## [WRITTEN TASK]
Transcribe all of the data below line for line, keeping every word and number as it stands, but leave out the pictures.

## [RECORDS PROVIDED]
________________________
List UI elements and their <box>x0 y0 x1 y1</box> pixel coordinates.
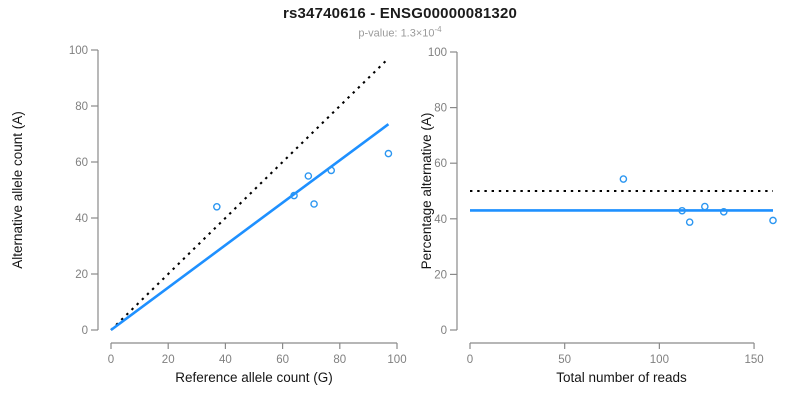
plot-panel-0: 0 20 40 60 80 100 0 20 40 60 80 100 Reference allele… <box>10 45 407 385</box>
x-tick-label: 100 <box>387 354 406 366</box>
data-point <box>619 175 628 183</box>
data-point <box>384 149 393 158</box>
x-tick-label: 0 <box>467 354 473 366</box>
x-axis-label: Total number of reads <box>556 370 687 385</box>
y-tick-label: 60 <box>434 158 447 170</box>
y-tick-label: 40 <box>75 213 88 225</box>
y-axis-label: Alternative allele count (A) <box>10 111 25 269</box>
x-tick-label: 50 <box>558 354 571 366</box>
y-tick-label: 20 <box>434 269 447 281</box>
y-tick-label: 40 <box>434 214 447 226</box>
data-point <box>769 216 777 225</box>
y-tick-label: 60 <box>75 157 88 169</box>
x-tick-label: 0 <box>108 354 114 366</box>
figure-subtitle: p-value: 1.3×10-4 <box>0 25 800 40</box>
data-point <box>327 166 336 175</box>
data-point <box>213 202 221 211</box>
y-tick-label: 100 <box>428 47 447 59</box>
y-tick-label: 0 <box>441 325 447 337</box>
data-point <box>678 206 686 215</box>
plot-panel-1: 0 20 40 60 80 100 0 50 100 150 Total number of rea… <box>419 47 777 385</box>
pvalue-exponent: -4 <box>434 25 442 34</box>
fitted-ratio-line <box>110 123 390 332</box>
x-tick-label: 20 <box>162 354 175 366</box>
x-tick-label: 60 <box>276 354 289 366</box>
x-axis-label: Reference allele count (G) <box>175 370 333 385</box>
y-axis-label: Percentage alternative (A) <box>419 113 434 270</box>
y-tick-label: 100 <box>69 45 88 57</box>
figure-title: rs34740616 - ENSG00000081320 <box>282 5 518 22</box>
pvalue-mantissa: 1.3×10 <box>400 27 435 40</box>
data-point <box>304 172 313 180</box>
x-tick-label: 80 <box>333 354 346 366</box>
y-tick-label: 80 <box>75 101 88 113</box>
pvalue-prefix: p-value: <box>358 27 401 40</box>
data-point <box>310 200 318 208</box>
identity-line <box>110 57 390 331</box>
data-point <box>290 191 298 200</box>
data-point <box>701 202 709 211</box>
x-tick-label: 100 <box>650 354 669 366</box>
y-tick-label: 80 <box>434 103 447 115</box>
data-point <box>685 218 694 226</box>
y-tick-label: 20 <box>75 269 88 281</box>
y-tick-label: 0 <box>82 325 88 337</box>
x-tick-label: 40 <box>219 354 232 366</box>
data-point <box>719 208 728 216</box>
x-tick-label: 150 <box>744 354 763 366</box>
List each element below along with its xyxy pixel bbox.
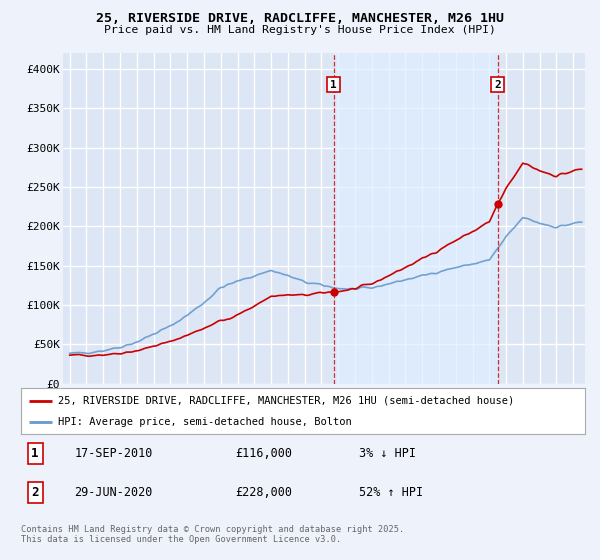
________________________
## [COMPLETE RESPONSE]
List UI elements and their <box>x0 y0 x1 y1</box> pixel coordinates.
plot-panel-0: 0 20 40 60 80 100 0 20 40 60 80 100 Reference allele… <box>10 45 407 385</box>
x-tick-label: 100 <box>387 354 406 366</box>
data-point <box>619 175 628 183</box>
data-point <box>384 149 393 158</box>
x-tick-label: 0 <box>467 354 473 366</box>
x-axis-label: Total number of reads <box>556 370 687 385</box>
y-tick-label: 60 <box>434 158 447 170</box>
y-tick-label: 40 <box>75 213 88 225</box>
y-axis-label: Alternative allele count (A) <box>10 111 25 269</box>
x-tick-label: 50 <box>558 354 571 366</box>
y-tick-label: 20 <box>434 269 447 281</box>
y-tick-label: 40 <box>434 214 447 226</box>
data-point <box>769 216 777 225</box>
y-tick-label: 60 <box>75 157 88 169</box>
x-tick-label: 0 <box>108 354 114 366</box>
figure-subtitle: p-value: 1.3×10-4 <box>0 25 800 40</box>
data-point <box>327 166 336 175</box>
data-point <box>213 202 221 211</box>
y-tick-label: 100 <box>428 47 447 59</box>
y-tick-label: 0 <box>441 325 447 337</box>
data-point <box>678 206 686 215</box>
plot-panel-1: 0 20 40 60 80 100 0 50 100 150 Total number of rea… <box>419 47 777 385</box>
pvalue-exponent: -4 <box>434 25 442 34</box>
fitted-ratio-line <box>110 123 390 332</box>
x-tick-label: 20 <box>162 354 175 366</box>
x-tick-label: 60 <box>276 354 289 366</box>
x-axis-label: Reference allele count (G) <box>175 370 333 385</box>
y-axis-label: Percentage alternative (A) <box>419 113 434 270</box>
y-tick-label: 100 <box>69 45 88 57</box>
figure-title: rs34740616 - ENSG00000081320 <box>282 5 518 22</box>
pvalue-mantissa: 1.3×10 <box>400 27 435 40</box>
data-point <box>304 172 313 180</box>
x-tick-label: 80 <box>333 354 346 366</box>
y-tick-label: 80 <box>75 101 88 113</box>
pvalue-prefix: p-value: <box>358 27 401 40</box>
data-point <box>310 200 318 208</box>
identity-line <box>110 57 390 331</box>
data-point <box>290 191 298 200</box>
data-point <box>701 202 709 211</box>
x-tick-label: 100 <box>650 354 669 366</box>
y-tick-label: 80 <box>434 103 447 115</box>
data-point <box>685 218 694 226</box>
y-tick-label: 20 <box>75 269 88 281</box>
y-tick-label: 0 <box>82 325 88 337</box>
x-tick-label: 40 <box>219 354 232 366</box>
data-point <box>719 208 728 216</box>
x-tick-label: 150 <box>744 354 763 366</box>
List each element below along with its xyxy pixel bbox.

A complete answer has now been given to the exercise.